PROMPT: Scan the data below for the string "personnes". Show every line where it turns up.
------
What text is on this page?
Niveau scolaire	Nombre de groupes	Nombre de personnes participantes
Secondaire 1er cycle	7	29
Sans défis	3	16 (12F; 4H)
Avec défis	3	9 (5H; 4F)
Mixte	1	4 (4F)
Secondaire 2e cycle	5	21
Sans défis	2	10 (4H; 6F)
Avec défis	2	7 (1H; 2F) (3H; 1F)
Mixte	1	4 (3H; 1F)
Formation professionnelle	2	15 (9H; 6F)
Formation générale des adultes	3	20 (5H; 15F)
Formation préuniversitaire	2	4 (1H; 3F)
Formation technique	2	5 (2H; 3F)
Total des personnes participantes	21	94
------
PROBLEM SOLUTION:
Niveau scolaire	Nombre de groupes	Nombre de personnes participantes
Total des personnes participantes	21	94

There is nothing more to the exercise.